Copy the records below exactly as they stand. Leave out the pictures.

Document page entries with text
• • •

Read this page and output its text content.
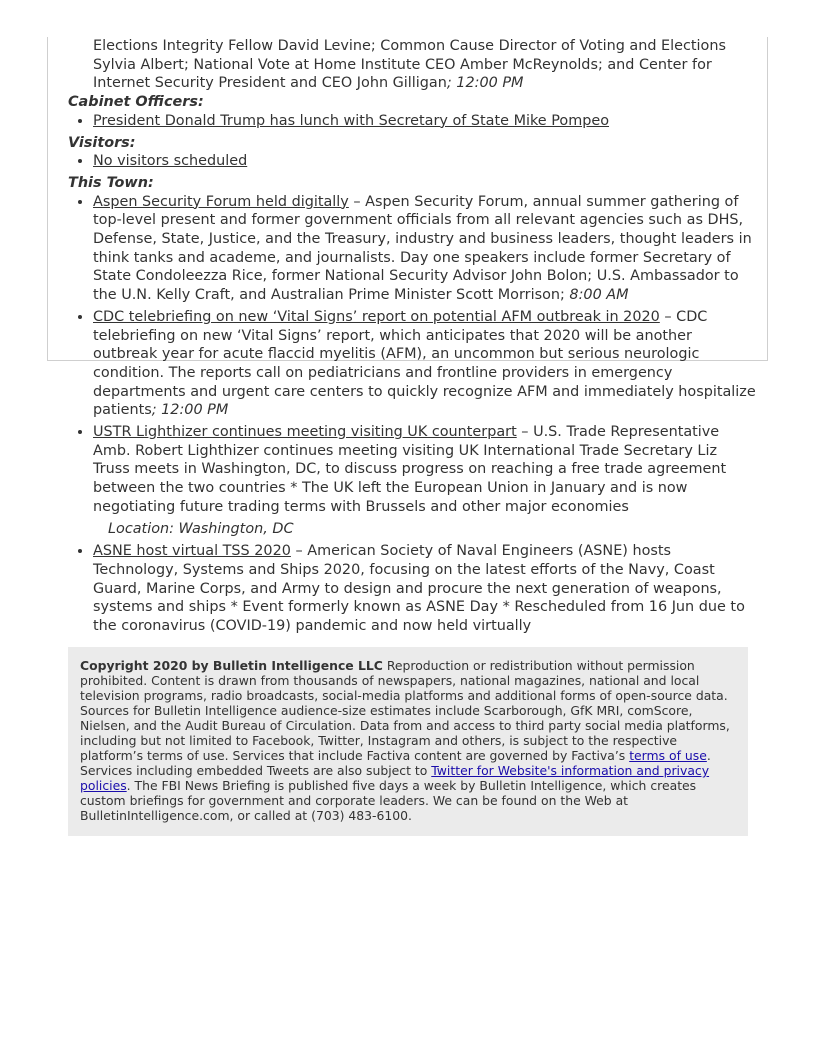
Elections Integrity Fellow David Levine; Common Cause Director of Voting and Elections Sylvia Albert; National Vote at Home Institute CEO Amber McReynolds; and Center for Internet Security President and CEO John Gilligan; 12:00 PM

Cabinet Officers:

• President Donald Trump has lunch with Secretary of State Mike Pompeo

Visitors:

• No visitors scheduled

This Town:

• Aspen Security Forum held digitally – Aspen Security Forum, annual summer gathering of top-level present and former government officials from all relevant agencies such as DHS, Defense, State, Justice, and the Treasury, industry and business leaders, thought leaders in think tanks and academe, and journalists. Day one speakers include former Secretary of State Condoleezza Rice, former National Security Advisor John Bolon; U.S. Ambassador to the U.N. Kelly Craft, and Australian Prime Minister Scott Morrison; 8:00 AM
• CDC telebriefing on new ‘Vital Signs’ report on potential AFM outbreak in 2020 – CDC telebriefing on new ‘Vital Signs’ report, which anticipates that 2020 will be another outbreak year for acute flaccid myelitis (AFM), an uncommon but serious neurologic condition. The reports call on pediatricians and frontline providers in emergency departments and urgent care centers to quickly recognize AFM and immediately hospitalize patients; 12:00 PM
• USTR Lighthizer continues meeting visiting UK counterpart – U.S. Trade Representative Amb. Robert Lighthizer continues meeting visiting UK International Trade Secretary Liz Truss meets in Washington, DC, to discuss progress on reaching a free trade agreement between the two countries * The UK left the European Union in January and is now negotiating future trading terms with Brussels and other major economies
Location: Washington, DC
• ASNE host virtual TSS 2020 – American Society of Naval Engineers (ASNE) hosts Technology, Systems and Ships 2020, focusing on the latest efforts of the Navy, Coast Guard, Marine Corps, and Army to design and procure the next generation of weapons, systems and ships * Event formerly known as ASNE Day * Rescheduled from 16 Jun due to the coronavirus (COVID-19) pandemic and now held virtually
Copyright 2020 by Bulletin Intelligence LLC Reproduction or redistribution without permission prohibited. Content is drawn from thousands of newspapers, national magazines, national and local television programs, radio broadcasts, social-media platforms and additional forms of open-source data. Sources for Bulletin Intelligence audience-size estimates include Scarborough, GfK MRI, comScore, Nielsen, and the Audit Bureau of Circulation. Data from and access to third party social media platforms, including but not limited to Facebook, Twitter, Instagram and others, is subject to the respective platform’s terms of use. Services that include Factiva content are governed by Factiva’s terms of use. Services including embedded Tweets are also subject to Twitter for Website's information and privacy policies. The FBI News Briefing is published five days a week by Bulletin Intelligence, which creates custom briefings for government and corporate leaders. We can be found on the Web at BulletinIntelligence.com, or called at (703) 483-6100.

• • •

TASK OUTPUT
Read this page and output its text content.
Elections Integrity Fellow David Levine; Common Cause Director of Voting and Elections Sylvia Albert; National Vote at Home Institute CEO Amber McReynolds; and Center for Internet Security President and CEO John Gilligan; 12:00 PM

Cabinet Officers:

• President Donald Trump has lunch with Secretary of State Mike Pompeo

Visitors:

• No visitors scheduled

This Town:

• Aspen Security Forum held digitally – Aspen Security Forum, annual summer gathering of top-level present and former government officials from all relevant agencies such as DHS, Defense, State, Justice, and the Treasury, industry and business leaders, thought leaders in think tanks and academe, and journalists. Day one speakers include former Secretary of State Condoleezza Rice, former National Security Advisor John Bolon; U.S. Ambassador to the U.N. Kelly Craft, and Australian Prime Minister Scott Morrison; 8:00 AM
• CDC telebriefing on new ‘Vital Signs’ report on potential AFM outbreak in 2020 – CDC telebriefing on new ‘Vital Signs’ report, which anticipates that 2020 will be another outbreak year for acute flaccid myelitis (AFM), an uncommon but serious neurologic condition. The reports call on pediatricians and frontline providers in emergency departments and urgent care centers to quickly recognize AFM and immediately hospitalize patients; 12:00 PM
• USTR Lighthizer continues meeting visiting UK counterpart – U.S. Trade Representative Amb. Robert Lighthizer continues meeting visiting UK International Trade Secretary Liz Truss meets in Washington, DC, to discuss progress on reaching a free trade agreement between the two countries * The UK left the European Union in January and is now negotiating future trading terms with Brussels and other major economies
Location: Washington, DC
• ASNE host virtual TSS 2020 – American Society of Naval Engineers (ASNE) hosts Technology, Systems and Ships 2020, focusing on the latest efforts of the Navy, Coast Guard, Marine Corps, and Army to design and procure the next generation of weapons, systems and ships * Event formerly known as ASNE Day * Rescheduled from 16 Jun due to the coronavirus (COVID-19) pandemic and now held virtually
Copyright 2020 by Bulletin Intelligence LLC Reproduction or redistribution without permission prohibited. Content is drawn from thousands of newspapers, national magazines, national and local television programs, radio broadcasts, social-media platforms and additional forms of open-source data. Sources for Bulletin Intelligence audience-size estimates include Scarborough, GfK MRI, comScore, Nielsen, and the Audit Bureau of Circulation. Data from and access to third party social media platforms, including but not limited to Facebook, Twitter, Instagram and others, is subject to the respective platform’s terms of use. Services that include Factiva content are governed by Factiva’s terms of use. Services including embedded Tweets are also subject to Twitter for Website's information and privacy policies. The FBI News Briefing is published five days a week by Bulletin Intelligence, which creates custom briefings for government and corporate leaders. We can be found on the Web at BulletinIntelligence.com, or called at (703) 483-6100.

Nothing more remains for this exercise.